--- Start ---

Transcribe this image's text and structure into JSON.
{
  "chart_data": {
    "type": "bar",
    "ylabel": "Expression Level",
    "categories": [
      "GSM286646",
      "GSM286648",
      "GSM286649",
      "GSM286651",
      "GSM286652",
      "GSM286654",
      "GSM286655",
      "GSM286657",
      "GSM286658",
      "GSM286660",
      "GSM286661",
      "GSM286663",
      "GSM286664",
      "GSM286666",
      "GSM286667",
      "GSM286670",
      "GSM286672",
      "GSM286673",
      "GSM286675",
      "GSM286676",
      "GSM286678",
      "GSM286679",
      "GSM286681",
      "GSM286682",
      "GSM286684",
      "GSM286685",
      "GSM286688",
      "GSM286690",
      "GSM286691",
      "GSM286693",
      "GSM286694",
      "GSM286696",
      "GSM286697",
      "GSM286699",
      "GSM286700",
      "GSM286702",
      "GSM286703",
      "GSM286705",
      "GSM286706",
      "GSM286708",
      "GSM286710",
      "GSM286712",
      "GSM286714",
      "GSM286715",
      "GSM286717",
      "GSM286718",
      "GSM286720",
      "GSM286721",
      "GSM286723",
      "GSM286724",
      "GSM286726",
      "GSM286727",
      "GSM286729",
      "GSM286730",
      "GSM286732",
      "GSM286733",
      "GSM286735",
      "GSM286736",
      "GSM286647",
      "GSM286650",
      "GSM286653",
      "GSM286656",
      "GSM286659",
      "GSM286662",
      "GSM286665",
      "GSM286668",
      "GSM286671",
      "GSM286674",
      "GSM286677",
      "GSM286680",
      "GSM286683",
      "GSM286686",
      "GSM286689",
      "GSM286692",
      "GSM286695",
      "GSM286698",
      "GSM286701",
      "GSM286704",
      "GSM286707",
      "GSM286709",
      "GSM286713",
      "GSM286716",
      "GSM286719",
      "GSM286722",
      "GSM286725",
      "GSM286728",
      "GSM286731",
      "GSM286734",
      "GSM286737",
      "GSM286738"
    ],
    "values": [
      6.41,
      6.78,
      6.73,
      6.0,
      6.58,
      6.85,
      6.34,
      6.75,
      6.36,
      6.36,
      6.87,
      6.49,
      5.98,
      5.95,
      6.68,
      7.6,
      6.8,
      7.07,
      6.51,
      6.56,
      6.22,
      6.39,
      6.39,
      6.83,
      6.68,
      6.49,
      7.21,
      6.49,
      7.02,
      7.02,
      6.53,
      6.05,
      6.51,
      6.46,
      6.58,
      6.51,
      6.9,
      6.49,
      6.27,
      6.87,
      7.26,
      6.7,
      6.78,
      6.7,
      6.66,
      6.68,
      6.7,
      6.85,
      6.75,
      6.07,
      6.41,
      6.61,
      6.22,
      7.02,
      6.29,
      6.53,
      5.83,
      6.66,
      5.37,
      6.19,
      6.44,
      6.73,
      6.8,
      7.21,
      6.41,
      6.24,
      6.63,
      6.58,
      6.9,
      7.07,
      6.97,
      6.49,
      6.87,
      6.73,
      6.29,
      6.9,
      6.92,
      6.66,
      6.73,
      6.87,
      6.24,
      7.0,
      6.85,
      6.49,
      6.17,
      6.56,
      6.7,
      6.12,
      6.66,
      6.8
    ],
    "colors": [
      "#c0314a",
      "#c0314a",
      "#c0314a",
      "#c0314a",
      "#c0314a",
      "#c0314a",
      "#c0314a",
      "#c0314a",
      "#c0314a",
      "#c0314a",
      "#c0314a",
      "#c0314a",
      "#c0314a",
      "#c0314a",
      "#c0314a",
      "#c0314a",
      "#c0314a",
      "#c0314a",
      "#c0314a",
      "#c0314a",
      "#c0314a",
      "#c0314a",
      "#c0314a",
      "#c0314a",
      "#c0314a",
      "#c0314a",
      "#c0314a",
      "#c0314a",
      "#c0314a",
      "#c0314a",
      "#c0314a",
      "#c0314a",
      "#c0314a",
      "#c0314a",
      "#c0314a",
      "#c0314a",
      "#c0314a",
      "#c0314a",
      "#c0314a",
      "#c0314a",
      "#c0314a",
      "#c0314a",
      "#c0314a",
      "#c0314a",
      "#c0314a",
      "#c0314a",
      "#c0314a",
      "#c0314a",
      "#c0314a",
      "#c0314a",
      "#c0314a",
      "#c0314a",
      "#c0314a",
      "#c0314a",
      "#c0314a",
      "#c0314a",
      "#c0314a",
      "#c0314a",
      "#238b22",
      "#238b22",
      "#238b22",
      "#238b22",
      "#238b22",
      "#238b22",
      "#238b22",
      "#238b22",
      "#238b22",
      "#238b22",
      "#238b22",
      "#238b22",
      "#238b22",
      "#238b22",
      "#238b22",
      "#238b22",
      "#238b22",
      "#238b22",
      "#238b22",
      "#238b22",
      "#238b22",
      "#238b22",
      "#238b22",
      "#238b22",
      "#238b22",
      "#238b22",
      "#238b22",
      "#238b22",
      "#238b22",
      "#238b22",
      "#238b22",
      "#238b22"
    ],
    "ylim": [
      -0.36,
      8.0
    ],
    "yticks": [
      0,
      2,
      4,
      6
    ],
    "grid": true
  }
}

--- End ---

Written instruction:
Word for word, write out all of the data above.

Exercise answer:
Transcribe this image's text and structure into JSON.
{
  "chart_data": {
    "type": "bar",
    "ylabel": "Expression Level",
    "categories": [
      "GSM286646",
      "GSM286648",
      "GSM286649",
      "GSM286651",
      "GSM286652",
      "GSM286654",
      "GSM286655",
      "GSM286657",
      "GSM286658",
      "GSM286660",
      "GSM286661",
      "GSM286663",
      "GSM286664",
      "GSM286666",
      "GSM286667",
      "GSM286670",
      "GSM286672",
      "GSM286673",
      "GSM286675",
      "GSM286676",
      "GSM286678",
      "GSM286679",
      "GSM286681",
      "GSM286682",
      "GSM286684",
      "GSM286685",
      "GSM286688",
      "GSM286690",
      "GSM286691",
      "GSM286693",
      "GSM286694",
      "GSM286696",
      "GSM286697",
      "GSM286699",
      "GSM286700",
      "GSM286702",
      "GSM286703",
      "GSM286705",
      "GSM286706",
      "GSM286708",
      "GSM286710",
      "GSM286712",
      "GSM286714",
      "GSM286715",
      "GSM286717",
      "GSM286718",
      "GSM286720",
      "GSM286721",
      "GSM286723",
      "GSM286724",
      "GSM286726",
      "GSM286727",
      "GSM286729",
      "GSM286730",
      "GSM286732",
      "GSM286733",
      "GSM286735",
      "GSM286736",
      "GSM286647",
      "GSM286650",
      "GSM286653",
      "GSM286656",
      "GSM286659",
      "GSM286662",
      "GSM286665",
      "GSM286668",
      "GSM286671",
      "GSM286674",
      "GSM286677",
      "GSM286680",
      "GSM286683",
      "GSM286686",
      "GSM286689",
      "GSM286692",
      "GSM286695",
      "GSM286698",
      "GSM286701",
      "GSM286704",
      "GSM286707",
      "GSM286709",
      "GSM286713",
      "GSM286716",
      "GSM286719",
      "GSM286722",
      "GSM286725",
      "GSM286728",
      "GSM286731",
      "GSM286734",
      "GSM286737",
      "GSM286738"
    ],
    "values": [
      6.41,
      6.78,
      6.73,
      6.0,
      6.58,
      6.85,
      6.34,
      6.75,
      6.36,
      6.36,
      6.87,
      6.49,
      5.98,
      5.95,
      6.68,
      7.6,
      6.8,
      7.07,
      6.51,
      6.56,
      6.22,
      6.39,
      6.39,
      6.83,
      6.68,
      6.49,
      7.21,
      6.49,
      7.02,
      7.02,
      6.53,
      6.05,
      6.51,
      6.46,
      6.58,
      6.51,
      6.9,
      6.49,
      6.27,
      6.87,
      7.26,
      6.7,
      6.78,
      6.7,
      6.66,
      6.68,
      6.7,
      6.85,
      6.75,
      6.07,
      6.41,
      6.61,
      6.22,
      7.02,
      6.29,
      6.53,
      5.83,
      6.66,
      5.37,
      6.19,
      6.44,
      6.73,
      6.8,
      7.21,
      6.41,
      6.24,
      6.63,
      6.58,
      6.9,
      7.07,
      6.97,
      6.49,
      6.87,
      6.73,
      6.29,
      6.9,
      6.92,
      6.66,
      6.73,
      6.87,
      6.24,
      7.0,
      6.85,
      6.49,
      6.17,
      6.56,
      6.7,
      6.12,
      6.66,
      6.8
    ],
    "colors": [
      "#c0314a",
      "#c0314a",
      "#c0314a",
      "#c0314a",
      "#c0314a",
      "#c0314a",
      "#c0314a",
      "#c0314a",
      "#c0314a",
      "#c0314a",
      "#c0314a",
      "#c0314a",
      "#c0314a",
      "#c0314a",
      "#c0314a",
      "#c0314a",
      "#c0314a",
      "#c0314a",
      "#c0314a",
      "#c0314a",
      "#c0314a",
      "#c0314a",
      "#c0314a",
      "#c0314a",
      "#c0314a",
      "#c0314a",
      "#c0314a",
      "#c0314a",
      "#c0314a",
      "#c0314a",
      "#c0314a",
      "#c0314a",
      "#c0314a",
      "#c0314a",
      "#c0314a",
      "#c0314a",
      "#c0314a",
      "#c0314a",
      "#c0314a",
      "#c0314a",
      "#c0314a",
      "#c0314a",
      "#c0314a",
      "#c0314a",
      "#c0314a",
      "#c0314a",
      "#c0314a",
      "#c0314a",
      "#c0314a",
      "#c0314a",
      "#c0314a",
      "#c0314a",
      "#c0314a",
      "#c0314a",
      "#c0314a",
      "#c0314a",
      "#c0314a",
      "#c0314a",
      "#238b22",
      "#238b22",
      "#238b22",
      "#238b22",
      "#238b22",
      "#238b22",
      "#238b22",
      "#238b22",
      "#238b22",
      "#238b22",
      "#238b22",
      "#238b22",
      "#238b22",
      "#238b22",
      "#238b22",
      "#238b22",
      "#238b22",
      "#238b22",
      "#238b22",
      "#238b22",
      "#238b22",
      "#238b22",
      "#238b22",
      "#238b22",
      "#238b22",
      "#238b22",
      "#238b22",
      "#238b22",
      "#238b22",
      "#238b22",
      "#238b22",
      "#238b22"
    ],
    "ylim": [
      -0.36,
      8.0
    ],
    "yticks": [
      0,
      2,
      4,
      6
    ],
    "grid": true
  }
}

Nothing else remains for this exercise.